Set task
From the entries below, copy every line holding the word "this".

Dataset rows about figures
──────────────────────────────

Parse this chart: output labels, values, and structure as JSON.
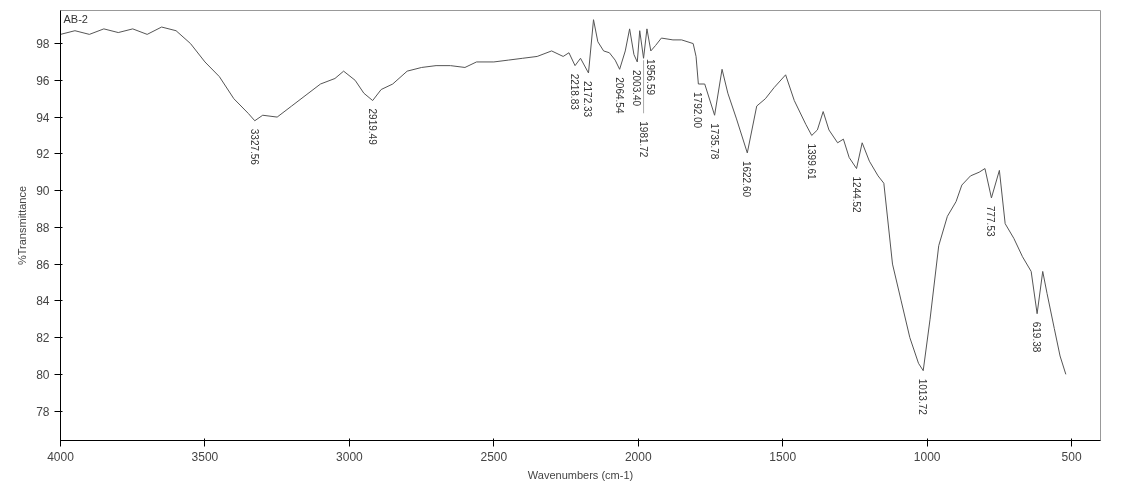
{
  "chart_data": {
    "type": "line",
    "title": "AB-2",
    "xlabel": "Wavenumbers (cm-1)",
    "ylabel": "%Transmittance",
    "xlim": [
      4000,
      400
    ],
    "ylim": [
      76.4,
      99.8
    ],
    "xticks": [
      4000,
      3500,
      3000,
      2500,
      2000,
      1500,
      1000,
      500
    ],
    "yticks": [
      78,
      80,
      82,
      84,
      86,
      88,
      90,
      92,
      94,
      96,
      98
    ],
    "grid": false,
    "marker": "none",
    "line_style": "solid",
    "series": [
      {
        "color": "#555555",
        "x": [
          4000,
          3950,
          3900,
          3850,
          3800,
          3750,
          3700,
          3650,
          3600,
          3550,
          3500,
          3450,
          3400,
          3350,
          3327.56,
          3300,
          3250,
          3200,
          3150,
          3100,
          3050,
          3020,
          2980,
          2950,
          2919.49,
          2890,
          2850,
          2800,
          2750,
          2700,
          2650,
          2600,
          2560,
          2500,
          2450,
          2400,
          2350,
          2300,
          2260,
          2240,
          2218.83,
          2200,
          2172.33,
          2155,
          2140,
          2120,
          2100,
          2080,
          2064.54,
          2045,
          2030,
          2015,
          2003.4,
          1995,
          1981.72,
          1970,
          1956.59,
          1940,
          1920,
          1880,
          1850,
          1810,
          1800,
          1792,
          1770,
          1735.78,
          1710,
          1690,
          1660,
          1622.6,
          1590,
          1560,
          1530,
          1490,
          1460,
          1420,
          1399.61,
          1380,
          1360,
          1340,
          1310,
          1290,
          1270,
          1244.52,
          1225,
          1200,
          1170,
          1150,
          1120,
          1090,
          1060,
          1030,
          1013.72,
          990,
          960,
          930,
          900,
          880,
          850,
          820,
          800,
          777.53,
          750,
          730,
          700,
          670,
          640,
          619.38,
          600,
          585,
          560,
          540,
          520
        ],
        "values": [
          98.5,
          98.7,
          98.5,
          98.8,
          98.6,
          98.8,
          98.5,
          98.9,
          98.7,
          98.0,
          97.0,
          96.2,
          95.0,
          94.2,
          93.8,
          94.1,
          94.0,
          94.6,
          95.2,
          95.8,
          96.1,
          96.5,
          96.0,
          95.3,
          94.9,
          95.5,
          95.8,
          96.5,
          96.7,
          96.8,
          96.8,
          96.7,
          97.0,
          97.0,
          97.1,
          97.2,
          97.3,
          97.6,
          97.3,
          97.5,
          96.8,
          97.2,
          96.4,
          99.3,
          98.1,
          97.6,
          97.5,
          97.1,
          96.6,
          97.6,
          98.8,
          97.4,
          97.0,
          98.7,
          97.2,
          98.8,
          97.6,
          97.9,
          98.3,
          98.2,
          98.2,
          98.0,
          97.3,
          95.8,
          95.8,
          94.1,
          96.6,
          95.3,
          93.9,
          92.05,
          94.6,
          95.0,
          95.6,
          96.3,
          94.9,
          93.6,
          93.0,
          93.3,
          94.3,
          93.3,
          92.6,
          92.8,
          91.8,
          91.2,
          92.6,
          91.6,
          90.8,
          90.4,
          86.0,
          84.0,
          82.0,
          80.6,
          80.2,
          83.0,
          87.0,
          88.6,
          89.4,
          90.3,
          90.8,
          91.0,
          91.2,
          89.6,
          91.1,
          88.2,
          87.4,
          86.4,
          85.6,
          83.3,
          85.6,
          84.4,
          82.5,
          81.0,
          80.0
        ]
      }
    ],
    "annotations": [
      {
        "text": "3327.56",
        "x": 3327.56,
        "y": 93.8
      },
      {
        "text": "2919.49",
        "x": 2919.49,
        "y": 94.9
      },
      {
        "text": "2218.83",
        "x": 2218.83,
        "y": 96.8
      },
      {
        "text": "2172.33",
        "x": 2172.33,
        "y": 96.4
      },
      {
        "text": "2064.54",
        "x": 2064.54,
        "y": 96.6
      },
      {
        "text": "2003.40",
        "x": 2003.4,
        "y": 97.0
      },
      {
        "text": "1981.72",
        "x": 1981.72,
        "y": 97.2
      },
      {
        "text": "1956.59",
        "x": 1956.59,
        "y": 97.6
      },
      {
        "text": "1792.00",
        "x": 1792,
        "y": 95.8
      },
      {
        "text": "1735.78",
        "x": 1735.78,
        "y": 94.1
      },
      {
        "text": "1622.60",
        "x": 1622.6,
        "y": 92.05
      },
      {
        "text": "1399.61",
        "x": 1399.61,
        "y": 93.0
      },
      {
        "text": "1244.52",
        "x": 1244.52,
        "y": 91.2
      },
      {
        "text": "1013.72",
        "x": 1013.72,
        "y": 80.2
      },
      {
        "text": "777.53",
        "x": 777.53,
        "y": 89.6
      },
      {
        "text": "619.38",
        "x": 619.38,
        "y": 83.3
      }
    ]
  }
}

──────────────────────────────

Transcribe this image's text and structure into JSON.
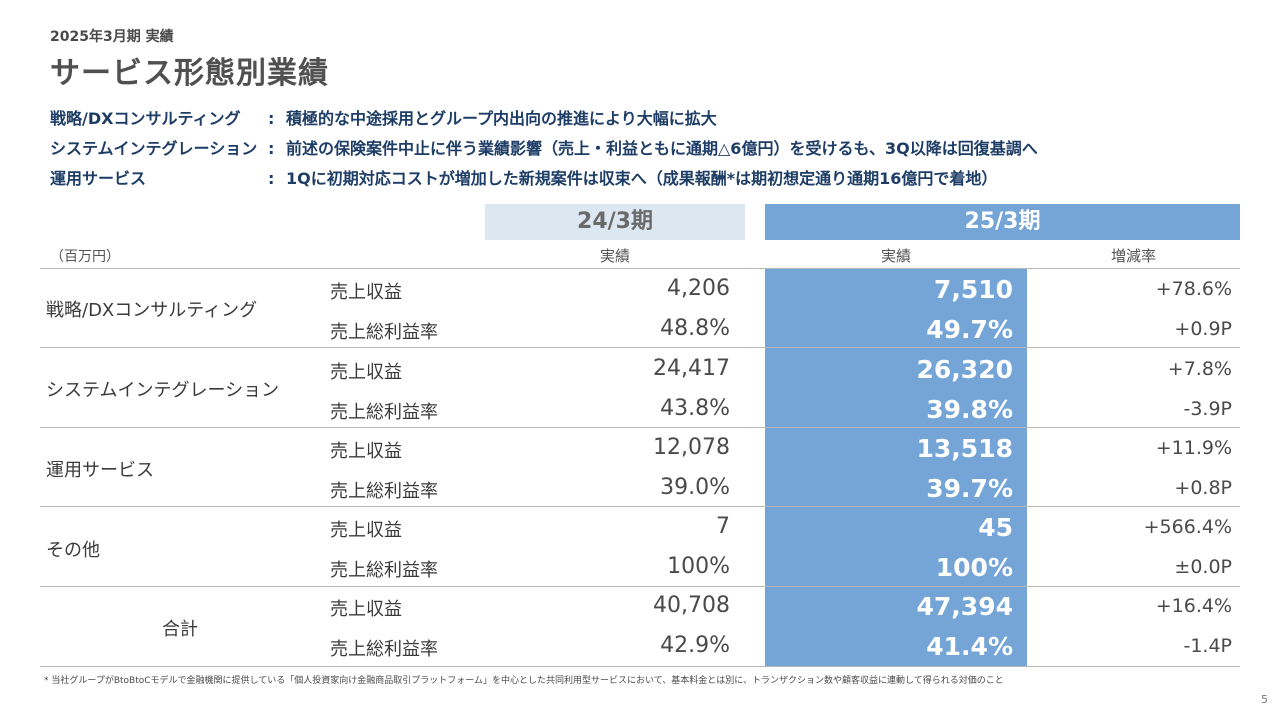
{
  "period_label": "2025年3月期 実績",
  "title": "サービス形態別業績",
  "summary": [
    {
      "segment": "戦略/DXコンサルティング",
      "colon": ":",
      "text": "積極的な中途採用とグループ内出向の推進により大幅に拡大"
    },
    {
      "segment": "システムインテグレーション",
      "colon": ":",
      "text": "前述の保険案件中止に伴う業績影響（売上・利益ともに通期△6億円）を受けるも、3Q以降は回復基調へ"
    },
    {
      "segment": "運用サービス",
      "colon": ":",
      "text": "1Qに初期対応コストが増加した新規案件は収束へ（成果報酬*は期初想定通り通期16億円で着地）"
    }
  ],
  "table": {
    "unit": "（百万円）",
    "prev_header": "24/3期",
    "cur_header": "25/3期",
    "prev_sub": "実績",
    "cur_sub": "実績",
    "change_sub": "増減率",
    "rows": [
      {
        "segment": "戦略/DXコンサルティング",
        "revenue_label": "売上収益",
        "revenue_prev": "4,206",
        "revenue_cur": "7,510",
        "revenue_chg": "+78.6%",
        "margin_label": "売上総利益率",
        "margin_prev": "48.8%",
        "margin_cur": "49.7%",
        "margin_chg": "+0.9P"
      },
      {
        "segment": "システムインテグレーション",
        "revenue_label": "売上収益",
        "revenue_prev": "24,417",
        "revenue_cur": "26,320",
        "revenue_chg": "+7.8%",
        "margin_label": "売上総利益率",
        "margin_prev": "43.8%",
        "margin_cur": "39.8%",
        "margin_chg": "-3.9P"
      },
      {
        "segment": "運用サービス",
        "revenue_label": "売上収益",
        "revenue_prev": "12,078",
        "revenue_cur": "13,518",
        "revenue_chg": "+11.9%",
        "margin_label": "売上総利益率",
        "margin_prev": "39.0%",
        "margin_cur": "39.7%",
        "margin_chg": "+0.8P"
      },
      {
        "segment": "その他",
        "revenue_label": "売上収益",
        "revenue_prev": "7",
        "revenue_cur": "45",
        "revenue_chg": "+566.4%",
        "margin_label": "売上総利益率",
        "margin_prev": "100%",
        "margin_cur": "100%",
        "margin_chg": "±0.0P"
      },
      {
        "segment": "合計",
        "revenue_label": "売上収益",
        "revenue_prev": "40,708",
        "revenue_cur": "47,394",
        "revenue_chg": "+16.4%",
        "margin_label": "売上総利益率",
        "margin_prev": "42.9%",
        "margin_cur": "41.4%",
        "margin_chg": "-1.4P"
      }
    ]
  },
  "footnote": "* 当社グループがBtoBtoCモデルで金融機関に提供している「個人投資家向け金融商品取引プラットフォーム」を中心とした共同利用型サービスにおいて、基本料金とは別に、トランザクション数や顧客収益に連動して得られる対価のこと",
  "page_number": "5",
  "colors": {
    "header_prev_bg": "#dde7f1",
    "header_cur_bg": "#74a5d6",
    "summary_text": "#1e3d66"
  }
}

──────────────────────────────

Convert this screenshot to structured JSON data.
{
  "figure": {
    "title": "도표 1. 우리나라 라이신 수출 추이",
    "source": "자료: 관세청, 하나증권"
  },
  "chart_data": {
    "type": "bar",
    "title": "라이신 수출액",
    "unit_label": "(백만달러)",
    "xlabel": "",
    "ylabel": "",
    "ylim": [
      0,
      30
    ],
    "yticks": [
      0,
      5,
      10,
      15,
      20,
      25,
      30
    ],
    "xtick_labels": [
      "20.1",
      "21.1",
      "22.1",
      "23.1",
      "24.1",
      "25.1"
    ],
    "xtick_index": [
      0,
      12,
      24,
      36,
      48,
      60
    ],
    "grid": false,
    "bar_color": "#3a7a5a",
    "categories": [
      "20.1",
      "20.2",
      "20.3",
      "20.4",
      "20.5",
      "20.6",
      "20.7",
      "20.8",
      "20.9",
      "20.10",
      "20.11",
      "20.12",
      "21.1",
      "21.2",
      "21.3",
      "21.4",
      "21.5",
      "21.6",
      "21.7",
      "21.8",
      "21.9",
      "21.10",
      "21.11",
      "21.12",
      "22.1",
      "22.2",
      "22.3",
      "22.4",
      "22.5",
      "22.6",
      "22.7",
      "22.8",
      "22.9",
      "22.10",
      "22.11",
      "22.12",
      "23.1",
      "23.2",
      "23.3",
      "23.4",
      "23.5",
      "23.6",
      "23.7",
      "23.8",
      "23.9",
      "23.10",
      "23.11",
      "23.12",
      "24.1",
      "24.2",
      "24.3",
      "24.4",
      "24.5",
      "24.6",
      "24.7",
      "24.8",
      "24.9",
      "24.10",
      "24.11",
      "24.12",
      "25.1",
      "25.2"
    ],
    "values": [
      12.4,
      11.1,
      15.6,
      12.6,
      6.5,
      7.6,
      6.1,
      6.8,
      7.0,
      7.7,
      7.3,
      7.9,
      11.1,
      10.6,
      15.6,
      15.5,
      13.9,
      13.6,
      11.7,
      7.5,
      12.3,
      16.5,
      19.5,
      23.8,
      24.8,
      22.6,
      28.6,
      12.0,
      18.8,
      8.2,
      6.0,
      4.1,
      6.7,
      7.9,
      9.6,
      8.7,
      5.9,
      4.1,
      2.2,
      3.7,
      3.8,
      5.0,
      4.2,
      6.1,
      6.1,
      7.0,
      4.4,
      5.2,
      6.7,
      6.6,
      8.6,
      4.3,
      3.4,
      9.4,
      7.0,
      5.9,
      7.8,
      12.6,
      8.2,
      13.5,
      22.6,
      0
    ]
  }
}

──────────────────────────────

Exercise result
Parse this chart: output labels, values, and structure as JSON.
Transcribe this image's text and structure into JSON.
Convert this screenshot to structured JSON data.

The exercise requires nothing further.